### WORK TO DO
A – Please duplicate the part of the book spotlight between "We are so excited" and "Times, (Top Pick)", inclusive.
B – Filter the records, keeping every line that contains the string "body".

### SELECTED EXTRACT
┄┄┄┄┄┄┄┄┄┄┄┄┄┄┄┄┄┄┄┄

Book Spotlight & Giveaway: Becoming Clementine

We are so excited to have the chance to spotlight Becoming Clementine by Jennifer Niven. The wonderful people of Goldberg-McDuffie Communications have also graciously arranged for us to offer up one copy of the book to our followers. Check out the giveaway details at the end of this post.


 “Niven delivers a heart-stopping tale of wartime intrigue, romance, and high adventure…[a] realistic portrayal of World War II’s horror, heroism and sacrifice.” ~Romantic Times, (Top Pick) 

 “Niven continues her heroine’s growth from small-town Southern girl…[and] gives her plenty of hurdles to overcome, as well as a bit of romance, while readers learn more about the role women played in World War II.” ~Library Journal 

"Powerful, gripping, tragic, romantic, and inspiring. Becoming Clementine is a page-turner of a story, with its riveting, insightful, on-the-ground perspectives of World War II. Spellbinding." ~ James Earl Jones (Tony Award-winning, Emmy Award-winning actor) 

"I found Niven's authentic application of tradecraft a hidden gift in the espionage thriller that is Becoming Clementine. Read it for the intriguing tale and the intriguing tradecraft." ~ Linda McCarthy (founding curator of the CIA Museum)

┄┄┄┄┄┄┄┄┄┄┄┄┄┄┄┄┄┄┄┄

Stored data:

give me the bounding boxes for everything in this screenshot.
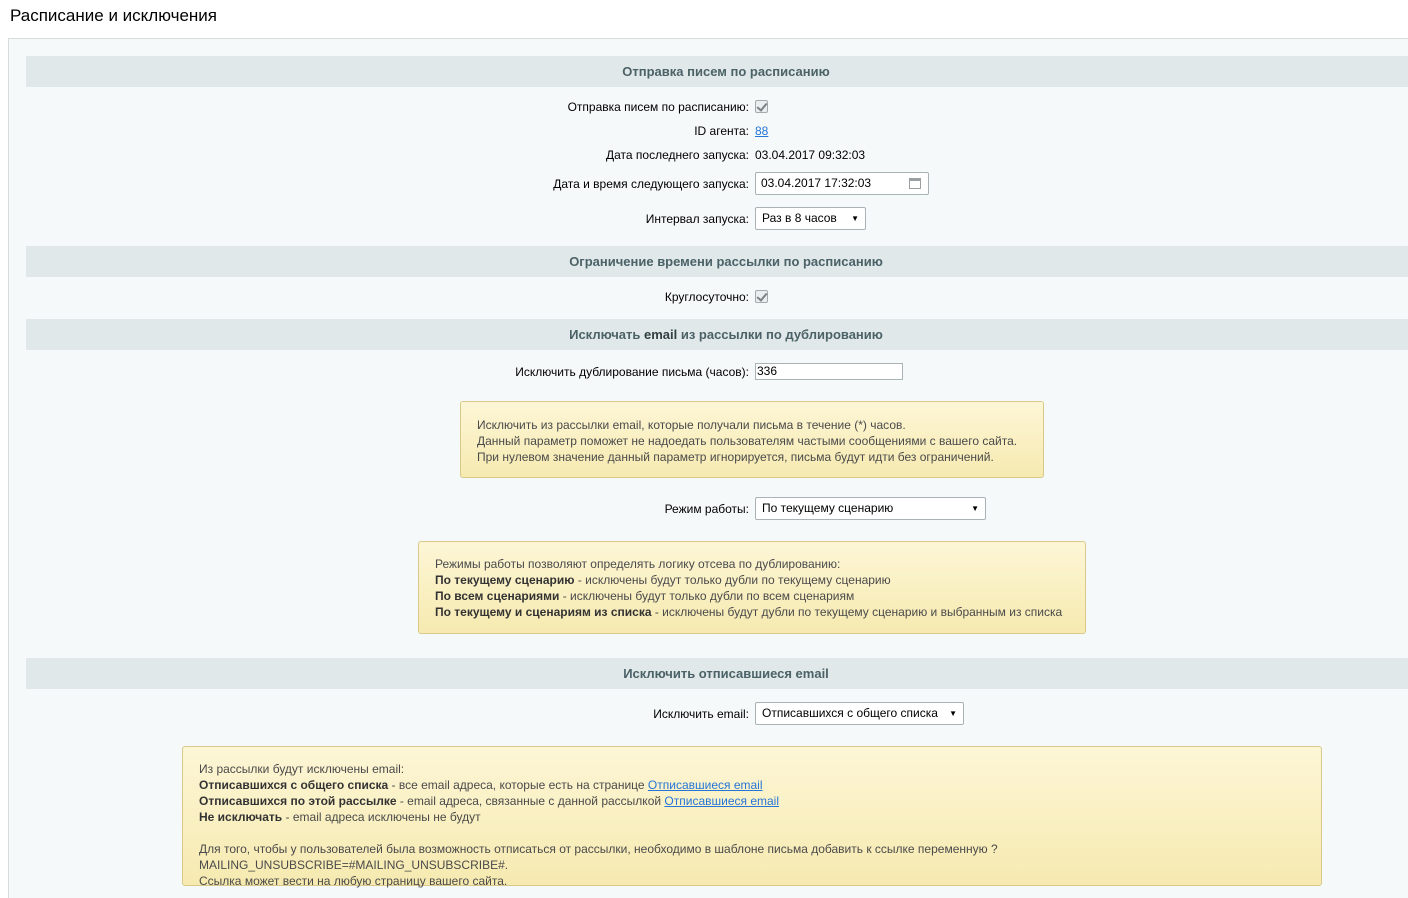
note1-line3: При нулевом значение данный параметр игн… (477, 450, 994, 464)
section3-title-post: из рассылки по дублированию (677, 327, 883, 342)
agent-id-label: ID агента: (694, 124, 749, 138)
next-run-value: 03.04.2017 17:32:03 (761, 176, 872, 190)
note3-item1: Отписавшихся с общего списка - все email… (199, 777, 1305, 793)
note2-item2: По всем сценариями - исключены будут тол… (435, 588, 1069, 604)
interval-value: Раз в 8 часов (762, 211, 837, 225)
calendar-icon[interactable] (909, 178, 921, 189)
dup-hours-input[interactable]: 336 (755, 363, 903, 380)
interval-label: Интервал запуска: (645, 212, 749, 226)
note2-item2-text: - исключены будут только дубли по всем с… (559, 589, 855, 603)
mode-label: Режим работы: (664, 502, 749, 516)
schedule-checkbox[interactable] (755, 100, 768, 113)
note2-item3-text: - исключены будут дубли по текущему сцен… (651, 605, 1063, 619)
section-header-duplicates: Исключать email из рассылки по дублирова… (26, 319, 1408, 350)
note1-line1: Исключить из рассылки email, которые пол… (477, 418, 906, 432)
mode-select[interactable]: По текущему сценарию ▼ (755, 497, 986, 520)
note3-spacer (199, 825, 1305, 841)
next-run-label: Дата и время следующего запуска: (553, 177, 749, 191)
note3-item3: Не исключать - email адреса исключены не… (199, 809, 1305, 825)
note3-item1-text: - все email адреса, которые есть на стра… (388, 778, 648, 792)
note2-item1: По текущему сценарию - исключены будут т… (435, 572, 1069, 588)
interval-select[interactable]: Раз в 8 часов ▼ (755, 207, 866, 230)
note2-item3-title: По текущему и сценариям из списка (435, 605, 652, 619)
note1-line2: Данный параметр поможет не надоедать пол… (477, 434, 1018, 448)
note3-item3-text: - email адреса исключены не будут (282, 810, 481, 824)
note2-item1-text: - исключены будут только дубли по текуще… (574, 573, 891, 587)
last-run-label: Дата последнего запуска: (606, 148, 749, 162)
note3-item2-title: Отписавшихся по этой рассылке (199, 794, 397, 808)
mode-value: По текущему сценарию (762, 501, 894, 515)
note3-footer1: Для того, чтобы у пользователей была воз… (199, 842, 998, 872)
mode-note: Режимы работы позволяют определять логик… (418, 541, 1086, 634)
unsubscribed-email-link[interactable]: Отписавшиеся email (648, 778, 763, 792)
unsubscribed-email-link-2[interactable]: Отписавшиеся email (664, 794, 779, 808)
agent-id-link[interactable]: 88 (755, 124, 768, 138)
page-title: Расписание и исключения (10, 6, 217, 25)
exclude-select[interactable]: Отписавшихся с общего списка ▼ (755, 702, 964, 725)
note3-item3-title: Не исключать (199, 810, 283, 824)
exclude-label: Исключить email: (653, 707, 749, 721)
section3-title-bold: email (643, 327, 678, 342)
schedule-label: Отправка писем по расписанию: (567, 100, 749, 114)
around-clock-checkbox[interactable] (755, 290, 768, 303)
note3-item2-text: - email адреса, связанные с данной рассы… (396, 794, 665, 808)
chevron-down-icon: ▼ (949, 709, 957, 718)
around-clock-label: Круглосуточно: (664, 290, 749, 304)
dup-hours-note: Исключить из рассылки email, которые пол… (460, 401, 1044, 478)
section-header-unsubscribed: Исключить отписавшиеся email (26, 658, 1408, 689)
section-header-time-limit: Ограничение времени рассылки по расписан… (26, 246, 1408, 277)
next-run-input[interactable]: 03.04.2017 17:32:03 (755, 172, 929, 195)
section-header-schedule: Отправка писем по расписанию (26, 56, 1408, 87)
dup-hours-label: Исключить дублирование письма (часов): (515, 365, 749, 379)
note3-footer2: Ссылка может вести на любую страницу ваш… (199, 874, 508, 888)
note3-item2: Отписавшихся по этой рассылке - email ад… (199, 793, 1305, 809)
note2-item3: По текущему и сценариям из списка - искл… (435, 604, 1069, 620)
note2-item2-title: По всем сценариями (435, 589, 560, 603)
note2-item1-title: По текущему сценарию (435, 573, 575, 587)
exclude-value: Отписавшихся с общего списка (762, 706, 938, 720)
note2-intro: Режимы работы позволяют определять логик… (435, 557, 841, 571)
section3-title-pre: Исключать (569, 327, 644, 342)
chevron-down-icon: ▼ (851, 214, 859, 223)
chevron-down-icon: ▼ (971, 504, 979, 513)
note3-intro: Из рассылки будут исключены email: (199, 762, 405, 776)
unsubscribe-note: Из рассылки будут исключены email: Отпис… (182, 746, 1322, 888)
last-run-value: 03.04.2017 09:32:03 (755, 148, 866, 162)
note3-item1-title: Отписавшихся с общего списка (199, 778, 389, 792)
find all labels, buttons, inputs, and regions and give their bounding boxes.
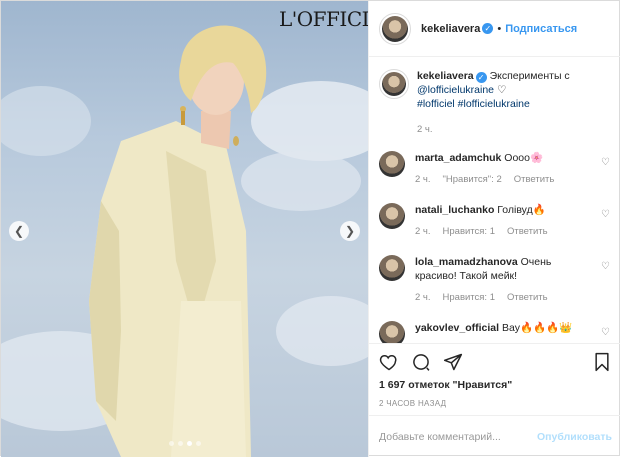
- commenter-avatar[interactable]: [379, 255, 405, 281]
- comment-item: lola_mamadzhanova Очень красиво! Такой м…: [379, 255, 620, 305]
- next-photo-button[interactable]: ❯: [340, 221, 360, 241]
- reply-button[interactable]: Ответить: [514, 173, 555, 187]
- comment-meta: 2 ч. Нравится: 1 Ответить: [415, 225, 595, 239]
- comment-username[interactable]: marta_adamchuk: [415, 152, 501, 164]
- share-icon[interactable]: [443, 352, 463, 372]
- publish-button[interactable]: Опубликовать: [537, 431, 612, 443]
- comment-item: yakovlev_official Вау🔥🔥🔥👑 ♡: [379, 321, 620, 343]
- comment-heart-icon[interactable]: ♡: [601, 157, 610, 168]
- comment-heart-icon[interactable]: ♡: [601, 327, 610, 338]
- chevron-right-icon: ❯: [344, 224, 356, 238]
- comment-time[interactable]: 2 ч.: [415, 225, 431, 239]
- separator: •: [497, 22, 502, 35]
- comment-username[interactable]: lola_mamadzhanova: [415, 256, 518, 268]
- comment-body: Голівуд🔥: [497, 204, 546, 216]
- comment-text: marta_adamchuk Оооо🌸 2 ч. "Нравится": 2 …: [415, 151, 595, 187]
- comment-body: Вау🔥🔥🔥👑: [501, 322, 573, 334]
- caption-avatar-ring[interactable]: [379, 69, 409, 99]
- post-timestamp[interactable]: 2 ЧАСОВ НАЗАД: [379, 399, 446, 408]
- mention-link[interactable]: @lofficielukraine: [417, 84, 494, 96]
- heart-emoji: ♡: [496, 84, 507, 96]
- commenter-avatar[interactable]: [379, 321, 405, 343]
- comment-meta: 2 ч. "Нравится": 2 Ответить: [415, 173, 595, 187]
- post-sidebar: kekeliavera ✓ • Подписаться kekeliavera ✓…: [368, 1, 620, 457]
- comments-list: kekeliavera ✓ Эксперименты с @lofficieluk…: [369, 57, 620, 343]
- carousel-dot: [196, 441, 201, 446]
- verified-icon: ✓: [475, 72, 487, 83]
- comment-meta: 2 ч. Нравится: 1 Ответить: [415, 291, 595, 305]
- instagram-post: L'OFFICIEL ❮ ❯ kekeliavera ✓ • Подписать…: [0, 0, 620, 457]
- comment-input[interactable]: [379, 430, 538, 443]
- comment-icon[interactable]: [411, 352, 431, 372]
- carousel-dot: [169, 441, 174, 446]
- verified-icon: ✓: [482, 23, 494, 34]
- avatar[interactable]: [382, 72, 406, 96]
- comment-text: yakovlev_official Вау🔥🔥🔥👑: [415, 321, 595, 335]
- reply-button[interactable]: Ответить: [507, 291, 548, 305]
- add-comment-bar: Опубликовать: [369, 415, 620, 457]
- action-bar: [369, 343, 620, 373]
- post-photo[interactable]: L'OFFICIEL ❮ ❯: [1, 1, 368, 457]
- caption-meta: 2 ч.: [417, 123, 597, 137]
- caption-text: kekeliavera ✓ Эксперименты с @lofficieluk…: [417, 69, 597, 137]
- chevron-left-icon: ❮: [13, 224, 25, 238]
- photo-illustration: [1, 25, 368, 457]
- comment-item: marta_adamchuk Оооо🌸 2 ч. "Нравится": 2 …: [379, 151, 620, 187]
- comment-time[interactable]: 2 ч.: [415, 291, 431, 305]
- commenter-avatar[interactable]: [379, 151, 405, 177]
- comment-heart-icon[interactable]: ♡: [601, 209, 610, 220]
- bookmark-icon[interactable]: [592, 352, 612, 372]
- header-username[interactable]: kekeliavera: [421, 23, 480, 35]
- reply-button[interactable]: Ответить: [507, 225, 548, 239]
- caption: kekeliavera ✓ Эксперименты с @lofficieluk…: [379, 69, 620, 137]
- carousel-dot: [178, 441, 183, 446]
- caption-time[interactable]: 2 ч.: [417, 123, 433, 137]
- carousel-dot-active: [187, 441, 192, 446]
- comment-time[interactable]: 2 ч.: [415, 173, 431, 187]
- carousel-dots: [169, 441, 201, 446]
- hashtags-link[interactable]: #lofficiel #lofficielukraine: [417, 98, 530, 110]
- likes-count[interactable]: 1 697 отметок "Нравится": [379, 379, 512, 391]
- brand-logo: L'OFFICIEL: [279, 7, 368, 31]
- comment-text: lola_mamadzhanova Очень красиво! Такой м…: [415, 255, 595, 305]
- prev-photo-button[interactable]: ❮: [9, 221, 29, 241]
- caption-body: Эксперименты с: [489, 70, 570, 82]
- comment-likes[interactable]: Нравится: 1: [443, 291, 495, 305]
- heart-icon[interactable]: [379, 352, 399, 372]
- post-header: kekeliavera ✓ • Подписаться: [369, 1, 620, 57]
- comment-username[interactable]: yakovlev_official: [415, 322, 499, 334]
- comment-heart-icon[interactable]: ♡: [601, 261, 610, 272]
- comment-username[interactable]: natali_luchanko: [415, 204, 494, 216]
- commenter-avatar[interactable]: [379, 203, 405, 229]
- avatar[interactable]: [382, 15, 408, 42]
- comment-text: natali_luchanko Голівуд🔥 2 ч. Нравится: …: [415, 203, 595, 239]
- comment-body: Оооо🌸: [504, 152, 544, 164]
- caption-username[interactable]: kekeliavera: [417, 70, 474, 82]
- avatar-ring[interactable]: [379, 12, 411, 45]
- comment-item: natali_luchanko Голівуд🔥 2 ч. Нравится: …: [379, 203, 620, 239]
- comment-likes[interactable]: "Нравится": 2: [443, 173, 502, 187]
- comment-likes[interactable]: Нравится: 1: [443, 225, 495, 239]
- follow-button[interactable]: Подписаться: [505, 23, 577, 35]
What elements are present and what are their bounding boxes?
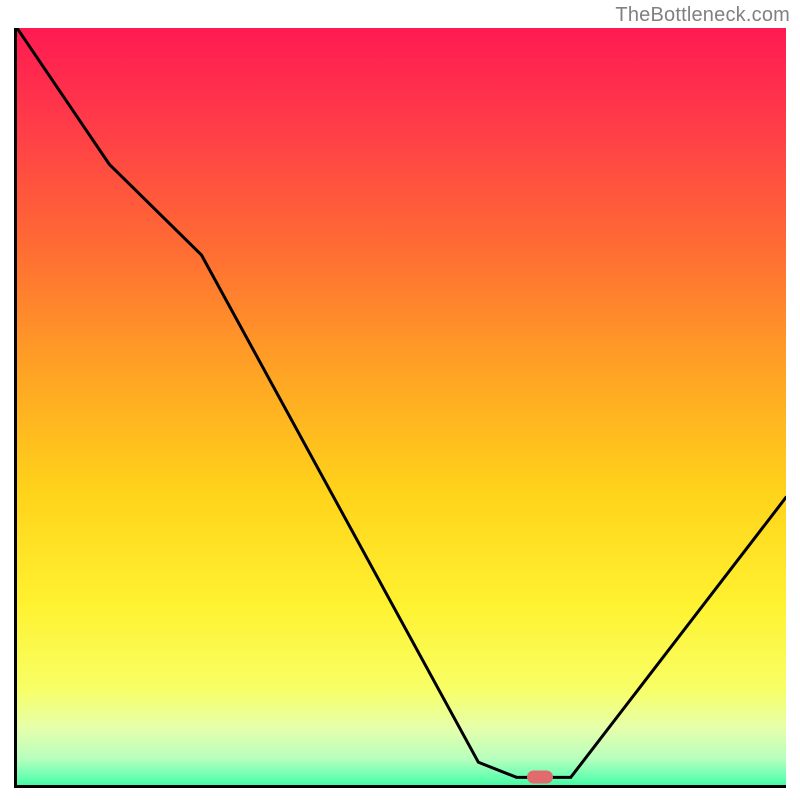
plot-area <box>14 28 786 788</box>
attribution-text: TheBottleneck.com <box>615 4 790 27</box>
stage: TheBottleneck.com <box>0 0 800 800</box>
optimum-marker <box>527 771 553 784</box>
curve <box>17 28 786 785</box>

┄┄┄┄┄┄┄┄┄┄┄┄┄┄┄┄┄┄┄┄

### THE SOLUTIONS
A –
We are so excited to have the chance to spotlight Becoming Clementine by Jennifer Niven. The wonderful people of Goldberg-McDuffie Communications have also graciously arranged for us to offer up one copy of the book to our followers. Check out the giveaway details at the end of this post.


 “Niven delivers a heart-stopping tale of wartime intrigue, romance, and high adventure…[a] realistic portrayal of World War II’s horror, heroism and sacrifice.” ~Romantic Times, (Top Pick)

B –
- comment-body: Голівуд🔥: [497, 204, 546, 216]
- comment-body: Вау🔥🔥🔥👑: [501, 322, 573, 334]
- caption-body: Эксперименты с: [489, 70, 570, 82]
- comment-body: Оооо🌸: [504, 152, 544, 164]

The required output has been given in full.